▶ _TASK STATEMENT_: Restate the data below word for word. Skip any images it contains.

▶ _RECORDS TO USE_:
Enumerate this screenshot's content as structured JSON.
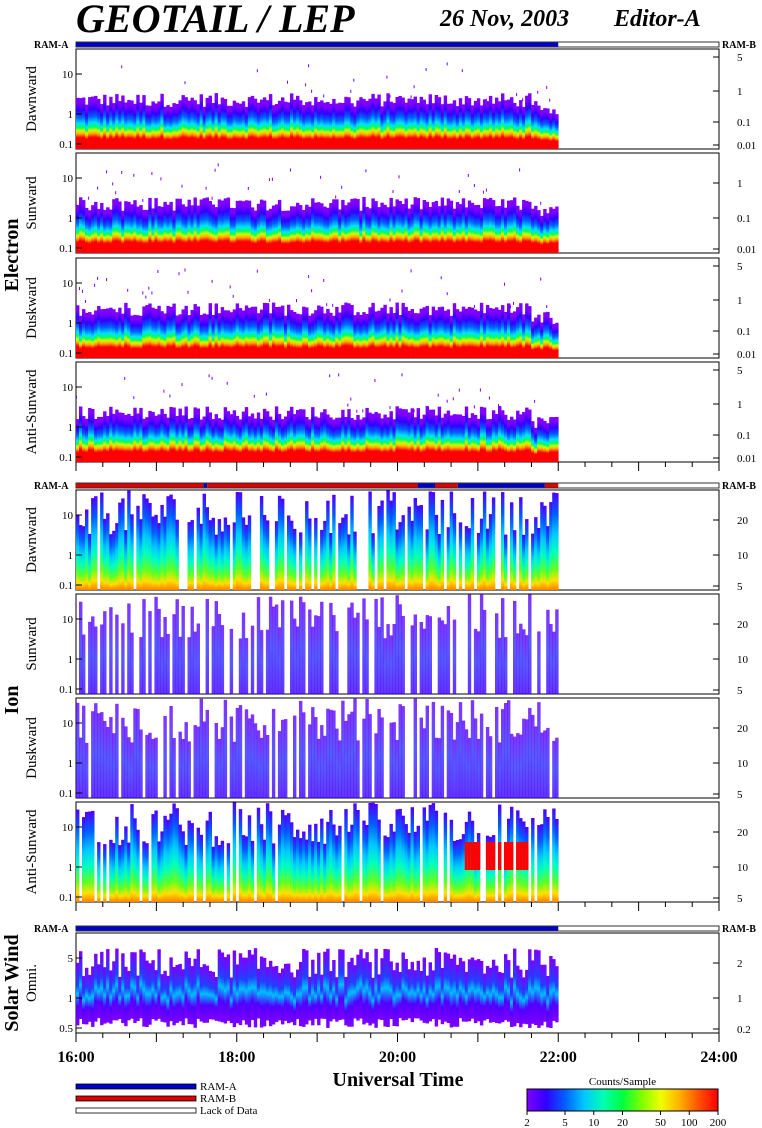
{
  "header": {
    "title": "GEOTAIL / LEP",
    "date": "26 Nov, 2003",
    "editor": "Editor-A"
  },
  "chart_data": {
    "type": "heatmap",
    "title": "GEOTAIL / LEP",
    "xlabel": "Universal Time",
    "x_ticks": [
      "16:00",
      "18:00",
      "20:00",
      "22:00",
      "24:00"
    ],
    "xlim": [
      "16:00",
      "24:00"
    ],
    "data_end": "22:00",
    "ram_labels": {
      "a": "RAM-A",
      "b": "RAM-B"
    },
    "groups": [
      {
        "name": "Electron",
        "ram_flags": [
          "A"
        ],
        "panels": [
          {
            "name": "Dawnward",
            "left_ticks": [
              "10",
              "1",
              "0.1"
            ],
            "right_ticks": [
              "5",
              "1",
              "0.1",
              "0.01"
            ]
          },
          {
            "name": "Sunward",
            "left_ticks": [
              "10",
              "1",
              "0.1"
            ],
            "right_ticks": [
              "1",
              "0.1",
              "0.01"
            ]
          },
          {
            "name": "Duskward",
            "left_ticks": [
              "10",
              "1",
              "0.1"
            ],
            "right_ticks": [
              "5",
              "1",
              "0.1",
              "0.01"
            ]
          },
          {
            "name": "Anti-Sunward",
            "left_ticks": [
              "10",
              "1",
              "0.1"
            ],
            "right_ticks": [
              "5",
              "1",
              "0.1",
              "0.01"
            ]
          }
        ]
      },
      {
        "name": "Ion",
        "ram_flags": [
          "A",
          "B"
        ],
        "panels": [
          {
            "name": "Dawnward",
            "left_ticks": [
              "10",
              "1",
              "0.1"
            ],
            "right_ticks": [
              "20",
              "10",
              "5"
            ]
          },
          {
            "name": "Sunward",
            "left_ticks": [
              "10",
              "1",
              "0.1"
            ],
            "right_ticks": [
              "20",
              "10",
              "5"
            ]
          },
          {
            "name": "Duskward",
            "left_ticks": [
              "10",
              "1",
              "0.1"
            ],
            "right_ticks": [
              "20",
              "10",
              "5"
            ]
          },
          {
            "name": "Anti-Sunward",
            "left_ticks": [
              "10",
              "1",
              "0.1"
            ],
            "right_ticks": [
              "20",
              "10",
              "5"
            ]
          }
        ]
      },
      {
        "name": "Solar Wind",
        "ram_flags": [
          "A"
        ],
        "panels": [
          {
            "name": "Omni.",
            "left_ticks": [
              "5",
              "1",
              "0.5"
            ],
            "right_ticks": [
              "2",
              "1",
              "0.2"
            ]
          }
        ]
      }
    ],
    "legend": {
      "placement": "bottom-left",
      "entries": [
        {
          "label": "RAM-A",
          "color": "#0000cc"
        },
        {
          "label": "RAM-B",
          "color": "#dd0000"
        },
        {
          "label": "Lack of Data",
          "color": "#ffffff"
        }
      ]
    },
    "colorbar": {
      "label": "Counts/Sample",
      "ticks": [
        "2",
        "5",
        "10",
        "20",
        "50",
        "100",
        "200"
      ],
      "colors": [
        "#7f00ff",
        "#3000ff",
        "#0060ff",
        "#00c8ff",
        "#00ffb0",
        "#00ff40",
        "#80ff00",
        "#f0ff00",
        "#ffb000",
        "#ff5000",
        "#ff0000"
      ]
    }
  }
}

▶ _RESULT OF THE TASK_:
Enumerate this screenshot's content as structured JSON.
{
  "header": {
    "title": "GEOTAIL / LEP",
    "date": "26 Nov, 2003",
    "editor": "Editor-A"
  },
  "chart_data": {
    "type": "heatmap",
    "title": "GEOTAIL / LEP",
    "xlabel": "Universal Time",
    "x_ticks": [
      "16:00",
      "18:00",
      "20:00",
      "22:00",
      "24:00"
    ],
    "xlim": [
      "16:00",
      "24:00"
    ],
    "data_end": "22:00",
    "ram_labels": {
      "a": "RAM-A",
      "b": "RAM-B"
    },
    "groups": [
      {
        "name": "Electron",
        "ram_flags": [
          "A"
        ],
        "panels": [
          {
            "name": "Dawnward",
            "left_ticks": [
              "10",
              "1",
              "0.1"
            ],
            "right_ticks": [
              "5",
              "1",
              "0.1",
              "0.01"
            ]
          },
          {
            "name": "Sunward",
            "left_ticks": [
              "10",
              "1",
              "0.1"
            ],
            "right_ticks": [
              "1",
              "0.1",
              "0.01"
            ]
          },
          {
            "name": "Duskward",
            "left_ticks": [
              "10",
              "1",
              "0.1"
            ],
            "right_ticks": [
              "5",
              "1",
              "0.1",
              "0.01"
            ]
          },
          {
            "name": "Anti-Sunward",
            "left_ticks": [
              "10",
              "1",
              "0.1"
            ],
            "right_ticks": [
              "5",
              "1",
              "0.1",
              "0.01"
            ]
          }
        ]
      },
      {
        "name": "Ion",
        "ram_flags": [
          "A",
          "B"
        ],
        "panels": [
          {
            "name": "Dawnward",
            "left_ticks": [
              "10",
              "1",
              "0.1"
            ],
            "right_ticks": [
              "20",
              "10",
              "5"
            ]
          },
          {
            "name": "Sunward",
            "left_ticks": [
              "10",
              "1",
              "0.1"
            ],
            "right_ticks": [
              "20",
              "10",
              "5"
            ]
          },
          {
            "name": "Duskward",
            "left_ticks": [
              "10",
              "1",
              "0.1"
            ],
            "right_ticks": [
              "20",
              "10",
              "5"
            ]
          },
          {
            "name": "Anti-Sunward",
            "left_ticks": [
              "10",
              "1",
              "0.1"
            ],
            "right_ticks": [
              "20",
              "10",
              "5"
            ]
          }
        ]
      },
      {
        "name": "Solar Wind",
        "ram_flags": [
          "A"
        ],
        "panels": [
          {
            "name": "Omni.",
            "left_ticks": [
              "5",
              "1",
              "0.5"
            ],
            "right_ticks": [
              "2",
              "1",
              "0.2"
            ]
          }
        ]
      }
    ],
    "legend": {
      "placement": "bottom-left",
      "entries": [
        {
          "label": "RAM-A",
          "color": "#0000cc"
        },
        {
          "label": "RAM-B",
          "color": "#dd0000"
        },
        {
          "label": "Lack of Data",
          "color": "#ffffff"
        }
      ]
    },
    "colorbar": {
      "label": "Counts/Sample",
      "ticks": [
        "2",
        "5",
        "10",
        "20",
        "50",
        "100",
        "200"
      ],
      "colors": [
        "#7f00ff",
        "#3000ff",
        "#0060ff",
        "#00c8ff",
        "#00ffb0",
        "#00ff40",
        "#80ff00",
        "#f0ff00",
        "#ffb000",
        "#ff5000",
        "#ff0000"
      ]
    }
  }
}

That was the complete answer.